> _Extracted records_:
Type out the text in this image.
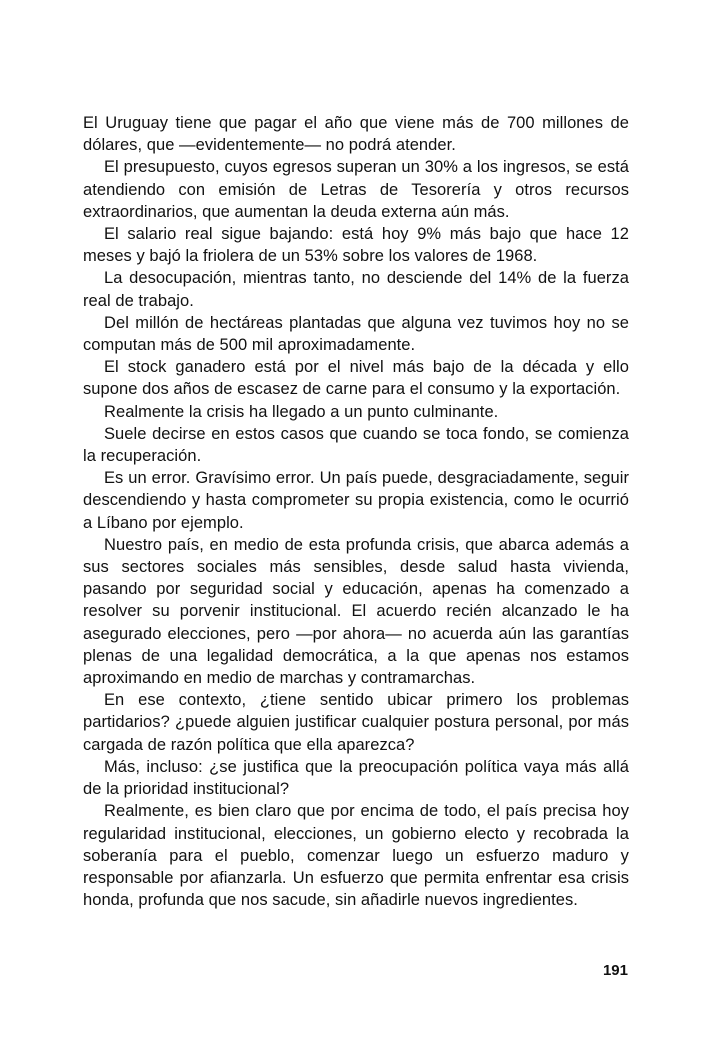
El Uruguay tiene que pagar el año que viene más de 700 millones de dólares, que —evidentemente— no podrá atender.

El presupuesto, cuyos egresos superan un 30% a los ingresos, se está atendiendo con emisión de Letras de Tesorería y otros recursos extraordinarios, que aumentan la deuda externa aún más.

El salario real sigue bajando: está hoy 9% más bajo que hace 12 meses y bajó la friolera de un 53% sobre los valores de 1968.

La desocupación, mientras tanto, no desciende del 14% de la fuerza real de trabajo.

Del millón de hectáreas plantadas que alguna vez tuvimos hoy no se computan más de 500 mil aproximadamente.

El stock ganadero está por el nivel más bajo de la década y ello supone dos años de escasez de carne para el consumo y la exportación.

Realmente la crisis ha llegado a un punto culminante.

Suele decirse en estos casos que cuando se toca fondo, se comienza la recuperación.

Es un error. Gravísimo error. Un país puede, desgraciadamente, seguir descendiendo y hasta comprometer su propia existencia, como le ocurrió a Líbano por ejemplo.

Nuestro país, en medio de esta profunda crisis, que abarca además a sus sectores sociales más sensibles, desde salud hasta vivienda, pasando por seguridad social y educación, apenas ha comenzado a resolver su porvenir institucional. El acuerdo recién alcanzado le ha asegurado elecciones, pero —por ahora— no acuerda aún las garantías plenas de una legalidad democrática, a la que apenas nos estamos aproximando en medio de marchas y contramarchas.

En ese contexto, ¿tiene sentido ubicar primero los problemas partidarios? ¿puede alguien justificar cualquier postura personal, por más cargada de razón política que ella aparezca?

Más, incluso: ¿se justifica que la preocupación política vaya más allá de la prioridad institucional?

Realmente, es bien claro que por encima de todo, el país precisa hoy regularidad institucional, elecciones, un gobierno electo y recobrada la soberanía para el pueblo, comenzar luego un esfuerzo maduro y responsable por afianzarla. Un esfuerzo que permita enfrentar esa crisis honda, profunda que nos sacude, sin añadirle nuevos ingredientes.

191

> _YOUR GOAL_:
Omit the pictures. Output every record above word for word.

> _ANSWER TO THE TASK_:
Type out the text in this image.
El Uruguay tiene que pagar el año que viene más de 700 millones de dólares, que —evidentemente— no podrá atender.

El presupuesto, cuyos egresos superan un 30% a los ingresos, se está atendiendo con emisión de Letras de Tesorería y otros recursos extraordinarios, que aumentan la deuda externa aún más.

El salario real sigue bajando: está hoy 9% más bajo que hace 12 meses y bajó la friolera de un 53% sobre los valores de 1968.

La desocupación, mientras tanto, no desciende del 14% de la fuerza real de trabajo.

Del millón de hectáreas plantadas que alguna vez tuvimos hoy no se computan más de 500 mil aproximadamente.

El stock ganadero está por el nivel más bajo de la década y ello supone dos años de escasez de carne para el consumo y la exportación.

Realmente la crisis ha llegado a un punto culminante.

Suele decirse en estos casos que cuando se toca fondo, se comienza la recuperación.

Es un error. Gravísimo error. Un país puede, desgraciadamente, seguir descendiendo y hasta comprometer su propia existencia, como le ocurrió a Líbano por ejemplo.

Nuestro país, en medio de esta profunda crisis, que abarca además a sus sectores sociales más sensibles, desde salud hasta vivienda, pasando por seguridad social y educación, apenas ha comenzado a resolver su porvenir institucional. El acuerdo recién alcanzado le ha asegurado elecciones, pero —por ahora— no acuerda aún las garantías plenas de una legalidad democrática, a la que apenas nos estamos aproximando en medio de marchas y contramarchas.

En ese contexto, ¿tiene sentido ubicar primero los problemas partidarios? ¿puede alguien justificar cualquier postura personal, por más cargada de razón política que ella aparezca?

Más, incluso: ¿se justifica que la preocupación política vaya más allá de la prioridad institucional?

Realmente, es bien claro que por encima de todo, el país precisa hoy regularidad institucional, elecciones, un gobierno electo y recobrada la soberanía para el pueblo, comenzar luego un esfuerzo maduro y responsable por afianzarla. Un esfuerzo que permita enfrentar esa crisis honda, profunda que nos sacude, sin añadirle nuevos ingredientes.

191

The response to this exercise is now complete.